▸ Records shown
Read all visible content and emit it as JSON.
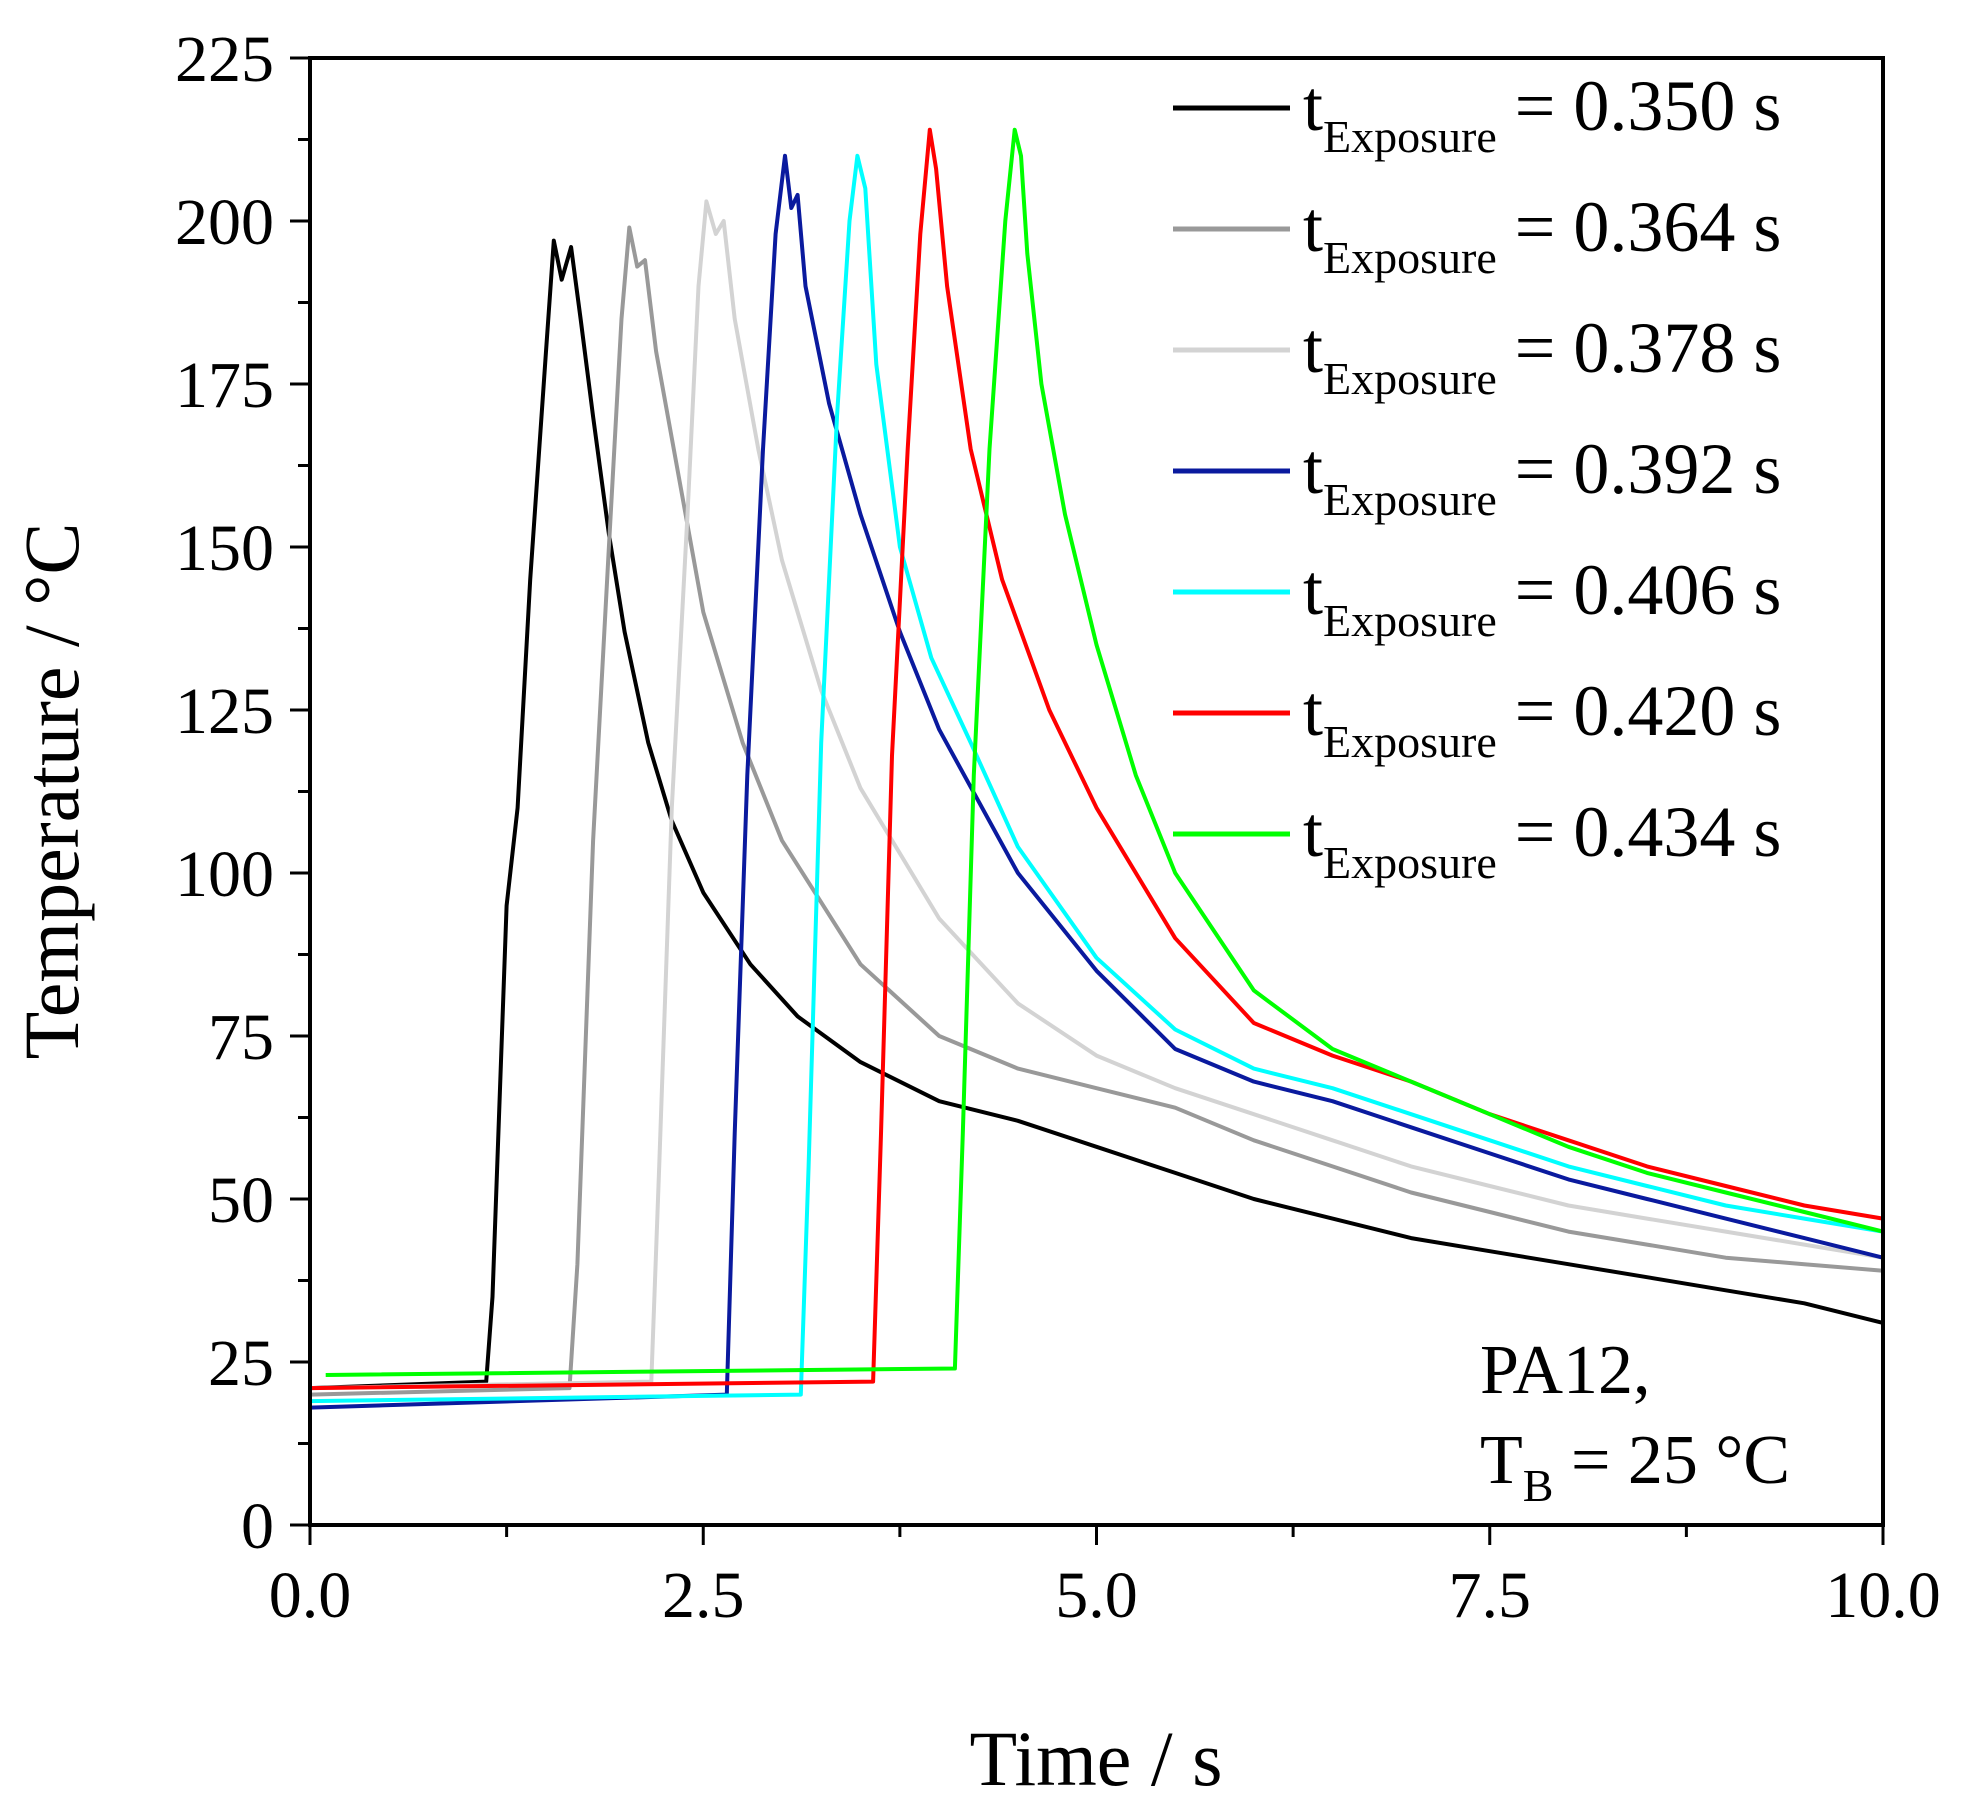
{
  "chart_data": {
    "type": "line",
    "xlabel": "Time / s",
    "ylabel": "Temperature / °C",
    "xlim": [
      0,
      10
    ],
    "ylim": [
      0,
      225
    ],
    "xticks": [
      "0.0",
      "2.5",
      "5.0",
      "7.5",
      "10.0"
    ],
    "yticks": [
      "0",
      "25",
      "50",
      "75",
      "100",
      "125",
      "150",
      "175",
      "200",
      "225"
    ],
    "legend_position": "top-right",
    "annotation": {
      "line1": "PA12,",
      "line2_main": "T",
      "line2_sub": "B",
      "line2_rest": " = 25 °C"
    },
    "series": [
      {
        "label_main": "t",
        "label_sub": "Exposure",
        "label_value": " = 0.350 s",
        "color": "#000000",
        "x": [
          0,
          1.12,
          1.16,
          1.25,
          1.32,
          1.4,
          1.5,
          1.55,
          1.6,
          1.66,
          1.72,
          1.8,
          1.9,
          2.0,
          2.15,
          2.3,
          2.5,
          2.8,
          3.1,
          3.5,
          4.0,
          4.5,
          5.0,
          5.5,
          6.0,
          6.5,
          7.0,
          7.5,
          8.0,
          8.5,
          9.0,
          9.5,
          10.0
        ],
        "y": [
          21,
          22,
          35,
          95,
          110,
          145,
          180,
          197,
          191,
          196,
          185,
          170,
          152,
          137,
          120,
          108,
          97,
          86,
          78,
          71,
          65,
          62,
          58,
          54,
          50,
          47,
          44,
          42,
          40,
          38,
          36,
          34,
          31
        ]
      },
      {
        "label_main": "t",
        "label_sub": "Exposure",
        "label_value": " = 0.364 s",
        "color": "#999999",
        "x": [
          0,
          1.65,
          1.7,
          1.8,
          1.9,
          1.98,
          2.03,
          2.08,
          2.13,
          2.2,
          2.35,
          2.5,
          2.75,
          3.0,
          3.5,
          4.0,
          4.5,
          5.0,
          5.5,
          6.0,
          6.5,
          7.0,
          7.5,
          8.0,
          8.5,
          9.0,
          9.5,
          10.0
        ],
        "y": [
          20,
          21,
          40,
          105,
          150,
          185,
          199,
          193,
          194,
          180,
          160,
          140,
          120,
          105,
          86,
          75,
          70,
          67,
          64,
          59,
          55,
          51,
          48,
          45,
          43,
          41,
          40,
          39
        ]
      },
      {
        "label_main": "t",
        "label_sub": "Exposure",
        "label_value": " = 0.378 s",
        "color": "#d3d3d3",
        "x": [
          0,
          2.17,
          2.22,
          2.3,
          2.4,
          2.47,
          2.52,
          2.58,
          2.63,
          2.7,
          2.85,
          3.0,
          3.25,
          3.5,
          4.0,
          4.5,
          5.0,
          5.5,
          6.0,
          6.5,
          7.0,
          7.5,
          8.0,
          8.5,
          9.0,
          9.5,
          10.0
        ],
        "y": [
          21,
          22,
          55,
          110,
          155,
          190,
          203,
          198,
          200,
          185,
          165,
          148,
          128,
          113,
          93,
          80,
          72,
          67,
          63,
          59,
          55,
          52,
          49,
          47,
          45,
          43,
          41
        ]
      },
      {
        "label_main": "t",
        "label_sub": "Exposure",
        "label_value": " = 0.392 s",
        "color": "#0a1a9e",
        "x": [
          0,
          2.65,
          2.7,
          2.78,
          2.88,
          2.96,
          3.02,
          3.06,
          3.1,
          3.15,
          3.3,
          3.5,
          3.75,
          4.0,
          4.5,
          5.0,
          5.5,
          6.0,
          6.5,
          7.0,
          7.5,
          8.0,
          8.5,
          9.0,
          9.5,
          10.0
        ],
        "y": [
          18,
          20,
          60,
          115,
          165,
          198,
          210,
          202,
          204,
          190,
          172,
          155,
          137,
          122,
          100,
          85,
          73,
          68,
          65,
          61,
          57,
          53,
          50,
          47,
          44,
          41
        ]
      },
      {
        "label_main": "t",
        "label_sub": "Exposure",
        "label_value": " = 0.406 s",
        "color": "#00ffff",
        "x": [
          0,
          3.12,
          3.17,
          3.25,
          3.35,
          3.43,
          3.48,
          3.53,
          3.6,
          3.75,
          3.95,
          4.2,
          4.5,
          5.0,
          5.5,
          6.0,
          6.5,
          7.0,
          7.5,
          8.0,
          8.5,
          9.0,
          9.5,
          10.0
        ],
        "y": [
          19,
          20,
          55,
          120,
          170,
          200,
          210,
          205,
          178,
          150,
          133,
          120,
          104,
          87,
          76,
          70,
          67,
          63,
          59,
          55,
          52,
          49,
          47,
          45
        ]
      },
      {
        "label_main": "t",
        "label_sub": "Exposure",
        "label_value": " = 0.420 s",
        "color": "#ff0000",
        "x": [
          0,
          3.58,
          3.63,
          3.7,
          3.8,
          3.88,
          3.94,
          3.98,
          4.05,
          4.2,
          4.4,
          4.7,
          5.0,
          5.5,
          6.0,
          6.5,
          7.0,
          7.5,
          8.0,
          8.5,
          9.0,
          9.5,
          10.0
        ],
        "y": [
          21,
          22,
          60,
          118,
          165,
          198,
          214,
          208,
          190,
          165,
          145,
          125,
          110,
          90,
          77,
          72,
          68,
          63,
          59,
          55,
          52,
          49,
          47
        ]
      },
      {
        "label_main": "t",
        "label_sub": "Exposure",
        "label_value": " = 0.434 s",
        "color": "#00ff00",
        "x": [
          0.1,
          4.1,
          4.15,
          4.22,
          4.32,
          4.42,
          4.48,
          4.52,
          4.56,
          4.65,
          4.8,
          5.0,
          5.25,
          5.5,
          6.0,
          6.5,
          7.0,
          7.5,
          8.0,
          8.5,
          9.0,
          9.5,
          10.0
        ],
        "y": [
          23,
          24,
          60,
          115,
          165,
          200,
          214,
          210,
          195,
          175,
          155,
          135,
          115,
          100,
          82,
          73,
          68,
          63,
          58,
          54,
          51,
          48,
          45
        ]
      }
    ]
  }
}
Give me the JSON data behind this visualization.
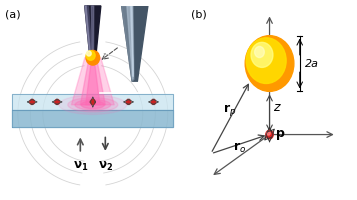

▸ Task goal
Make an exact copy of all the material, but keep the pictures out of it.

▸ Result
Read all visible content and emit it as JSON.
{
  "chart_data": {
    "type": "line",
    "xlabel": "Time / s",
    "ylabel": "Temperature / °C",
    "xlim": [
      0,
      10
    ],
    "ylim": [
      0,
      225
    ],
    "xticks": [
      "0.0",
      "2.5",
      "5.0",
      "7.5",
      "10.0"
    ],
    "yticks": [
      "0",
      "25",
      "50",
      "75",
      "100",
      "125",
      "150",
      "175",
      "200",
      "225"
    ],
    "legend_position": "top-right",
    "annotation": {
      "line1": "PA12,",
      "line2_main": "T",
      "line2_sub": "B",
      "line2_rest": " = 25 °C"
    },
    "series": [
      {
        "label_main": "t",
        "label_sub": "Exposure",
        "label_value": " = 0.350 s",
        "color": "#000000",
        "x": [
          0,
          1.12,
          1.16,
          1.25,
          1.32,
          1.4,
          1.5,
          1.55,
          1.6,
          1.66,
          1.72,
          1.8,
          1.9,
          2.0,
          2.15,
          2.3,
          2.5,
          2.8,
          3.1,
          3.5,
          4.0,
          4.5,
          5.0,
          5.5,
          6.0,
          6.5,
          7.0,
          7.5,
          8.0,
          8.5,
          9.0,
          9.5,
          10.0
        ],
        "y": [
          21,
          22,
          35,
          95,
          110,
          145,
          180,
          197,
          191,
          196,
          185,
          170,
          152,
          137,
          120,
          108,
          97,
          86,
          78,
          71,
          65,
          62,
          58,
          54,
          50,
          47,
          44,
          42,
          40,
          38,
          36,
          34,
          31
        ]
      },
      {
        "label_main": "t",
        "label_sub": "Exposure",
        "label_value": " = 0.364 s",
        "color": "#999999",
        "x": [
          0,
          1.65,
          1.7,
          1.8,
          1.9,
          1.98,
          2.03,
          2.08,
          2.13,
          2.2,
          2.35,
          2.5,
          2.75,
          3.0,
          3.5,
          4.0,
          4.5,
          5.0,
          5.5,
          6.0,
          6.5,
          7.0,
          7.5,
          8.0,
          8.5,
          9.0,
          9.5,
          10.0
        ],
        "y": [
          20,
          21,
          40,
          105,
          150,
          185,
          199,
          193,
          194,
          180,
          160,
          140,
          120,
          105,
          86,
          75,
          70,
          67,
          64,
          59,
          55,
          51,
          48,
          45,
          43,
          41,
          40,
          39
        ]
      },
      {
        "label_main": "t",
        "label_sub": "Exposure",
        "label_value": " = 0.378 s",
        "color": "#d3d3d3",
        "x": [
          0,
          2.17,
          2.22,
          2.3,
          2.4,
          2.47,
          2.52,
          2.58,
          2.63,
          2.7,
          2.85,
          3.0,
          3.25,
          3.5,
          4.0,
          4.5,
          5.0,
          5.5,
          6.0,
          6.5,
          7.0,
          7.5,
          8.0,
          8.5,
          9.0,
          9.5,
          10.0
        ],
        "y": [
          21,
          22,
          55,
          110,
          155,
          190,
          203,
          198,
          200,
          185,
          165,
          148,
          128,
          113,
          93,
          80,
          72,
          67,
          63,
          59,
          55,
          52,
          49,
          47,
          45,
          43,
          41
        ]
      },
      {
        "label_main": "t",
        "label_sub": "Exposure",
        "label_value": " = 0.392 s",
        "color": "#0a1a9e",
        "x": [
          0,
          2.65,
          2.7,
          2.78,
          2.88,
          2.96,
          3.02,
          3.06,
          3.1,
          3.15,
          3.3,
          3.5,
          3.75,
          4.0,
          4.5,
          5.0,
          5.5,
          6.0,
          6.5,
          7.0,
          7.5,
          8.0,
          8.5,
          9.0,
          9.5,
          10.0
        ],
        "y": [
          18,
          20,
          60,
          115,
          165,
          198,
          210,
          202,
          204,
          190,
          172,
          155,
          137,
          122,
          100,
          85,
          73,
          68,
          65,
          61,
          57,
          53,
          50,
          47,
          44,
          41
        ]
      },
      {
        "label_main": "t",
        "label_sub": "Exposure",
        "label_value": " = 0.406 s",
        "color": "#00ffff",
        "x": [
          0,
          3.12,
          3.17,
          3.25,
          3.35,
          3.43,
          3.48,
          3.53,
          3.6,
          3.75,
          3.95,
          4.2,
          4.5,
          5.0,
          5.5,
          6.0,
          6.5,
          7.0,
          7.5,
          8.0,
          8.5,
          9.0,
          9.5,
          10.0
        ],
        "y": [
          19,
          20,
          55,
          120,
          170,
          200,
          210,
          205,
          178,
          150,
          133,
          120,
          104,
          87,
          76,
          70,
          67,
          63,
          59,
          55,
          52,
          49,
          47,
          45
        ]
      },
      {
        "label_main": "t",
        "label_sub": "Exposure",
        "label_value": " = 0.420 s",
        "color": "#ff0000",
        "x": [
          0,
          3.58,
          3.63,
          3.7,
          3.8,
          3.88,
          3.94,
          3.98,
          4.05,
          4.2,
          4.4,
          4.7,
          5.0,
          5.5,
          6.0,
          6.5,
          7.0,
          7.5,
          8.0,
          8.5,
          9.0,
          9.5,
          10.0
        ],
        "y": [
          21,
          22,
          60,
          118,
          165,
          198,
          214,
          208,
          190,
          165,
          145,
          125,
          110,
          90,
          77,
          72,
          68,
          63,
          59,
          55,
          52,
          49,
          47
        ]
      },
      {
        "label_main": "t",
        "label_sub": "Exposure",
        "label_value": " = 0.434 s",
        "color": "#00ff00",
        "x": [
          0.1,
          4.1,
          4.15,
          4.22,
          4.32,
          4.42,
          4.48,
          4.52,
          4.56,
          4.65,
          4.8,
          5.0,
          5.25,
          5.5,
          6.0,
          6.5,
          7.0,
          7.5,
          8.0,
          8.5,
          9.0,
          9.5,
          10.0
        ],
        "y": [
          23,
          24,
          60,
          115,
          165,
          200,
          214,
          210,
          195,
          175,
          155,
          135,
          115,
          100,
          82,
          73,
          68,
          63,
          58,
          54,
          51,
          48,
          45
        ]
      }
    ]
  }
}
Give me the JSON data behind this visualization.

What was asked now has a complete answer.